(Saved data entries)
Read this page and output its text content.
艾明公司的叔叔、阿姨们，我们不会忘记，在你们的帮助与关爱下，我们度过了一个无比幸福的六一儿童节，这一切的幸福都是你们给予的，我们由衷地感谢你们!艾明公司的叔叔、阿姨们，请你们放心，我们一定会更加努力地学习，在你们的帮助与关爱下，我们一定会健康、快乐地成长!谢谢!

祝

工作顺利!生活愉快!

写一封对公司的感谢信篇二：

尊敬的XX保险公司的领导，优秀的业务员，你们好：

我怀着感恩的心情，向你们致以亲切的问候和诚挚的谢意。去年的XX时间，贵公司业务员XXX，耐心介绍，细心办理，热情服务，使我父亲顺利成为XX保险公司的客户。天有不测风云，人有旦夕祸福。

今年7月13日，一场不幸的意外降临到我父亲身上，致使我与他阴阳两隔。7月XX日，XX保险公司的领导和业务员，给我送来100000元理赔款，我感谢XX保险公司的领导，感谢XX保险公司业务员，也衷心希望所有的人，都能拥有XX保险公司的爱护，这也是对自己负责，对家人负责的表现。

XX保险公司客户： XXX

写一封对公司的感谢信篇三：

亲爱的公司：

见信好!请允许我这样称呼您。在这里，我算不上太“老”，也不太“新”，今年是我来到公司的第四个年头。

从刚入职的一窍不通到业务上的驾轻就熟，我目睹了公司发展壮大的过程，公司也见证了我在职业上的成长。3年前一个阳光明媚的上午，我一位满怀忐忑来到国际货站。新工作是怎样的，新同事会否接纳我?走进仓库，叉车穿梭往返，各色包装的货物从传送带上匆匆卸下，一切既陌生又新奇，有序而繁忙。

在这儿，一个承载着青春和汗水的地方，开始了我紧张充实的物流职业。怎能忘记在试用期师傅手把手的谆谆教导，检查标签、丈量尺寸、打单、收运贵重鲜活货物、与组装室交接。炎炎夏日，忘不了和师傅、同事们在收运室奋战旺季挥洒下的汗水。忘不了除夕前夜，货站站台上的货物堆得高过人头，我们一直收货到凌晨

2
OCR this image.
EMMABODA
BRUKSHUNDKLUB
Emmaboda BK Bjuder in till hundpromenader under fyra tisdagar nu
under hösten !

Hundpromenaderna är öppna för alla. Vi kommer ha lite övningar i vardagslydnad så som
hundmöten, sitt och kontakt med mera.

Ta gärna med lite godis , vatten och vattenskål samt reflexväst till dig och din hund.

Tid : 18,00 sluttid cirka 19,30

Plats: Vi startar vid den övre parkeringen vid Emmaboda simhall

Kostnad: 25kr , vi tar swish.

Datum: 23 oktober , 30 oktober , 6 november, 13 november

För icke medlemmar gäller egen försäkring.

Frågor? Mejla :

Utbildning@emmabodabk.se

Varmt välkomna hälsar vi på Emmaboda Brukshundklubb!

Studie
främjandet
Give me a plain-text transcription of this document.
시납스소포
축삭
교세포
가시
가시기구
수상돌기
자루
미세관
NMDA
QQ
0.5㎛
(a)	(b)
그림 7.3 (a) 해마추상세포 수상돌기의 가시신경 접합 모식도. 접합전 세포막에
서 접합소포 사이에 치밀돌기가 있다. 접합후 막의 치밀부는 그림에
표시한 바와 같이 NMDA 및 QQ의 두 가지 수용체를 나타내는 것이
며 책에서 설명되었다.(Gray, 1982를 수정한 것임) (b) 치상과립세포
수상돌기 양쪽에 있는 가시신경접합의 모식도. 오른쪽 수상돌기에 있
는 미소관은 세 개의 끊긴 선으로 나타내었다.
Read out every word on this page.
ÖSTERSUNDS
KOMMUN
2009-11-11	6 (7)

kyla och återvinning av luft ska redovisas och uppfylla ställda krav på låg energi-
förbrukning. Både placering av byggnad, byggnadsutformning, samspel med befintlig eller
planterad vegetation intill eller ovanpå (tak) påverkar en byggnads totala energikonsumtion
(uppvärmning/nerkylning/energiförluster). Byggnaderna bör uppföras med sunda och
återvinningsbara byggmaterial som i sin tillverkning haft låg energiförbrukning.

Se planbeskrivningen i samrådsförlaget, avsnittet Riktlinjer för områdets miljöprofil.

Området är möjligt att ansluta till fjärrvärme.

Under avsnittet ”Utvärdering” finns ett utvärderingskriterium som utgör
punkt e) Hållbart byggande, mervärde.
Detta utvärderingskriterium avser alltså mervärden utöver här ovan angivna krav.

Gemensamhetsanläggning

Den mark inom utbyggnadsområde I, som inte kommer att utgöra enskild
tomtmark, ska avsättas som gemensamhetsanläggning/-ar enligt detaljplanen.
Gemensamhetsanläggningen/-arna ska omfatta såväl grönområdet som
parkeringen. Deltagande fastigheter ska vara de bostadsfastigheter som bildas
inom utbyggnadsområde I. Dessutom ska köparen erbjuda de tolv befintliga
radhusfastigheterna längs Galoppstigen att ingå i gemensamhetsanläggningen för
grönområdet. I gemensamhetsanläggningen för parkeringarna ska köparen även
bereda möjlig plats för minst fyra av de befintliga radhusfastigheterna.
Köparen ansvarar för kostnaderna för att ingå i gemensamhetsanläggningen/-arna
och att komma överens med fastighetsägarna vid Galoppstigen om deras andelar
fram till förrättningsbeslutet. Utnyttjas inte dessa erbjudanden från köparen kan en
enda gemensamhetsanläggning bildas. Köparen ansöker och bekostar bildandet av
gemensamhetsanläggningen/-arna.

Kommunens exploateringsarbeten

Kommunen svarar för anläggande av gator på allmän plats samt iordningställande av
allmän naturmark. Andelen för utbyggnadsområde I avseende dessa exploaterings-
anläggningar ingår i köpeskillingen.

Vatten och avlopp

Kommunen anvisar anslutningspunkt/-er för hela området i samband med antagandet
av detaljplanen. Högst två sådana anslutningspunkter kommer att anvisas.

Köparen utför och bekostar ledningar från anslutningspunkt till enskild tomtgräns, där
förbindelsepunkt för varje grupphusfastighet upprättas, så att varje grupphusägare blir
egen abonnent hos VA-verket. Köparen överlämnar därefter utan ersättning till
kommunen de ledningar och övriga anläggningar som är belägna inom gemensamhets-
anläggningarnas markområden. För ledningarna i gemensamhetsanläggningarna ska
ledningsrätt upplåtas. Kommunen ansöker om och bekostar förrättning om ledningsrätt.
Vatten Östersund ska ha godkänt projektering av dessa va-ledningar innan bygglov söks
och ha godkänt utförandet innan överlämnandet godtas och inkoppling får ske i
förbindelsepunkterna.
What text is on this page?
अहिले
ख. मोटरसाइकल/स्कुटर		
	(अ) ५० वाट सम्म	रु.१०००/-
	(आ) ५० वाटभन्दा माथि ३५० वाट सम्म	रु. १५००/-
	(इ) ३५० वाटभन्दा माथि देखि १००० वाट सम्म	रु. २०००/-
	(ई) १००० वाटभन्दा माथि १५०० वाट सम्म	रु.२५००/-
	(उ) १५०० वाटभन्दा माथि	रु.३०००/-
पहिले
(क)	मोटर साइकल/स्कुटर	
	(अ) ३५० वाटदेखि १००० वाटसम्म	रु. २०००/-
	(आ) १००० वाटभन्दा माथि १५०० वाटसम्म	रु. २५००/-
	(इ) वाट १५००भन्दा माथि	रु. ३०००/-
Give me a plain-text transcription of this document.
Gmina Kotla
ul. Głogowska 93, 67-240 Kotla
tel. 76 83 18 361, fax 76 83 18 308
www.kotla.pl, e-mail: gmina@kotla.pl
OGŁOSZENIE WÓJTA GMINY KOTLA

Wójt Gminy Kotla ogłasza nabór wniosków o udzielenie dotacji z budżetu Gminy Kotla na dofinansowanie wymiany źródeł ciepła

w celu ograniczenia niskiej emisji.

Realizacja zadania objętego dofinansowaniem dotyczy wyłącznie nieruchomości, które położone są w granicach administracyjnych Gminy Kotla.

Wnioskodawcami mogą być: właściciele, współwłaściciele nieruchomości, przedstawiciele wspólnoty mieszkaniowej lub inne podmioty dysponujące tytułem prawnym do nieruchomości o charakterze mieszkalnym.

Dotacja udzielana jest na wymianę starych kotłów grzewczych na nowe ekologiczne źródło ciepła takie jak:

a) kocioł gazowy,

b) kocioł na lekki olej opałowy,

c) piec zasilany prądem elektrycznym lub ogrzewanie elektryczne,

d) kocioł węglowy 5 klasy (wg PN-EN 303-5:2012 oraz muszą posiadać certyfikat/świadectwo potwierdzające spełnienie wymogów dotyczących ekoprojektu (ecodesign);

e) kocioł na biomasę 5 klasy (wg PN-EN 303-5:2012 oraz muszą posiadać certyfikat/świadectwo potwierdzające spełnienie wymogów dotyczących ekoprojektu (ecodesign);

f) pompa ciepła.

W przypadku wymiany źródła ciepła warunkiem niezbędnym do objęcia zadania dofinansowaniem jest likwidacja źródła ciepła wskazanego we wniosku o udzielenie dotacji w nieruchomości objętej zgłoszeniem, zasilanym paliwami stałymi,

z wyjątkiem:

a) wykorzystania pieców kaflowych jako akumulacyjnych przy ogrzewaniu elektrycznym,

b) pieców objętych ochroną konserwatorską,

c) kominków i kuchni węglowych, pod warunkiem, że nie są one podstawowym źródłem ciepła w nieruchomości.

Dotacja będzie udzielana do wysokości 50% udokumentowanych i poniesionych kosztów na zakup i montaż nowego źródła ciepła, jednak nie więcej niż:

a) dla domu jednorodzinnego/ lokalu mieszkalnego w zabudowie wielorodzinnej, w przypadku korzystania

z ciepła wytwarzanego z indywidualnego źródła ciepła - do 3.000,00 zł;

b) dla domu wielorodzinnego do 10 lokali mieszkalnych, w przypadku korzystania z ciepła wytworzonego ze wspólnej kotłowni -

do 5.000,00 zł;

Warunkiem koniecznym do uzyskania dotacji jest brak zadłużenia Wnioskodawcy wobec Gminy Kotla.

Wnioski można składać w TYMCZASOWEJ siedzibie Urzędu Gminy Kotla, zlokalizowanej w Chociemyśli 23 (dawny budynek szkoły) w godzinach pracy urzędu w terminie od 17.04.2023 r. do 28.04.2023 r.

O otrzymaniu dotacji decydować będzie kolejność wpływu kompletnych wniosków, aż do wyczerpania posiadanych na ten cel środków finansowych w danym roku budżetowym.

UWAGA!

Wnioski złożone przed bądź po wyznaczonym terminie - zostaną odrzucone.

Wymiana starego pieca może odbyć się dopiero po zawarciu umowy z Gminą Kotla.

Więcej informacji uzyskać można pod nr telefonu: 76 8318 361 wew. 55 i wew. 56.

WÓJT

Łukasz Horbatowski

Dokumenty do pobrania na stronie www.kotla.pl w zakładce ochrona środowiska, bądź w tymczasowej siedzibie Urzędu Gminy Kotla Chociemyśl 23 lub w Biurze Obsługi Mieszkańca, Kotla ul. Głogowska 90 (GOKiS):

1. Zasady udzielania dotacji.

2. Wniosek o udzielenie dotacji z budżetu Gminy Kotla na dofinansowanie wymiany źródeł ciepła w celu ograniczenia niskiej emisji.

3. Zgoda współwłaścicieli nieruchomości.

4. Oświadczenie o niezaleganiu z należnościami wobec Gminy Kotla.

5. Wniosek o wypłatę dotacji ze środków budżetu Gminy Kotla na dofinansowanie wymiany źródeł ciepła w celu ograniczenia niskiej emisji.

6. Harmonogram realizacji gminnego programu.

WHAT IS ASKED:
On how many lines does the word "grönområdet" appear? Answer with only the number.

WRITTEN ANSWER:
2